[START INPUT ROWS]
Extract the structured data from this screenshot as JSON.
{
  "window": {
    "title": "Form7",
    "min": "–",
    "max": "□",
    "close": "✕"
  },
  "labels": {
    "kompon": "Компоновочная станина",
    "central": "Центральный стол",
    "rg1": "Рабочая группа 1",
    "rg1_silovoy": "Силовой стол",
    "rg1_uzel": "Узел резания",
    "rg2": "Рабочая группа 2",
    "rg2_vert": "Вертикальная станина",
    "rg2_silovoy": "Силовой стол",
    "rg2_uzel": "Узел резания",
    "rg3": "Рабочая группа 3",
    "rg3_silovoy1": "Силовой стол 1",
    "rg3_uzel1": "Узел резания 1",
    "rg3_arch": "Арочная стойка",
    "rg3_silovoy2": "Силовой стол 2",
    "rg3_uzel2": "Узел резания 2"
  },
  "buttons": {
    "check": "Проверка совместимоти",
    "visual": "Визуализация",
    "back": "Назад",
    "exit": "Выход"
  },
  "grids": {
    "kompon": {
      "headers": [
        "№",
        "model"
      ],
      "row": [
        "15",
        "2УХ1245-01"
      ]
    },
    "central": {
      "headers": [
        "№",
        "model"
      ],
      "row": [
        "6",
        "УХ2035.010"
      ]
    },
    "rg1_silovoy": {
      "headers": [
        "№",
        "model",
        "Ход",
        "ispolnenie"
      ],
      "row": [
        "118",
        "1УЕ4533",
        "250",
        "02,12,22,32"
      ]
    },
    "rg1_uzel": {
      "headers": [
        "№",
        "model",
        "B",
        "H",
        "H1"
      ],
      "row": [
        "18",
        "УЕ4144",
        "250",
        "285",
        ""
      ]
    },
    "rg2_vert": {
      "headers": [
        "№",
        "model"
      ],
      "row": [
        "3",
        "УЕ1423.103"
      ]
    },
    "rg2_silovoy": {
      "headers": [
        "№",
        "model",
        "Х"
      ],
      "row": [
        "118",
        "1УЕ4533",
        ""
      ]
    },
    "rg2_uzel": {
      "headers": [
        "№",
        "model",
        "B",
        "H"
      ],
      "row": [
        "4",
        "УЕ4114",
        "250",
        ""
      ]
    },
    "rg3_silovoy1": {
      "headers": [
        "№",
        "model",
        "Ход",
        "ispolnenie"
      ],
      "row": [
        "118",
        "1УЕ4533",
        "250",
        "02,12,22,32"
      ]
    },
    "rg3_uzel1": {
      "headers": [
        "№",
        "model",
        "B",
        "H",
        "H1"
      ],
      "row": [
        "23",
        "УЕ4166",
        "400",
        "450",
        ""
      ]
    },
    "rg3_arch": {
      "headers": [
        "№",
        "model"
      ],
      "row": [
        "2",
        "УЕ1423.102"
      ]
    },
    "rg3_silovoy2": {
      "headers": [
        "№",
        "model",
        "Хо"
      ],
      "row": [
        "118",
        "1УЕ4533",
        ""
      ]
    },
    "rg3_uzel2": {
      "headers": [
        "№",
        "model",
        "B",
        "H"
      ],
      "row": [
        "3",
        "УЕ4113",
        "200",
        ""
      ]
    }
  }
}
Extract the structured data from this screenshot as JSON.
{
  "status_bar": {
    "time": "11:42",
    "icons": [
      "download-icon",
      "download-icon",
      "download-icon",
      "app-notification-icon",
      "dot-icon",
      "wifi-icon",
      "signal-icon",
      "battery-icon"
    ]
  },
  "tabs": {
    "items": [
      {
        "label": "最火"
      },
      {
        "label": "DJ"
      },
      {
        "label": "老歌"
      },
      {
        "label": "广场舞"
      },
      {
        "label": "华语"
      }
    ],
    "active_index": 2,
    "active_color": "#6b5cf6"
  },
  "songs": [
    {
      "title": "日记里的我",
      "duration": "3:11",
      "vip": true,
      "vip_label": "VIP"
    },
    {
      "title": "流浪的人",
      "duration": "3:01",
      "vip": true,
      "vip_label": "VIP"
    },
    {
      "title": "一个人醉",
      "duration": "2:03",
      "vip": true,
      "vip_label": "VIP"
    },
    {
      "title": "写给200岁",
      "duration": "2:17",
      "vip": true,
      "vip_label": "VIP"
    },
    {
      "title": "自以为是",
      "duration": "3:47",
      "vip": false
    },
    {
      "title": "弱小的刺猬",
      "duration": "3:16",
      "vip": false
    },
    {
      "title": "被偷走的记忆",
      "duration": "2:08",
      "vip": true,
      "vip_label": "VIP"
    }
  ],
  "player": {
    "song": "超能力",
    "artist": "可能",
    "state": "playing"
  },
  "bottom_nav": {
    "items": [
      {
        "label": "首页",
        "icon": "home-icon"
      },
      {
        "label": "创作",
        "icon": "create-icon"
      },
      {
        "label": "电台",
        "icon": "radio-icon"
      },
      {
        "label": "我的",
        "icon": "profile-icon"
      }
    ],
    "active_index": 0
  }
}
[END INPUT ROWS]
### REQUIREMENTS
Filter the listing for the word "резания" and copy every line that holds it.

### FULL ANSWER
    "rg1_uzel": "Узел резания",
    "rg2_uzel": "Узел резания",
    "rg3_uzel1": "Узел резания 1",
    "rg3_uzel2": "Узел резания 2"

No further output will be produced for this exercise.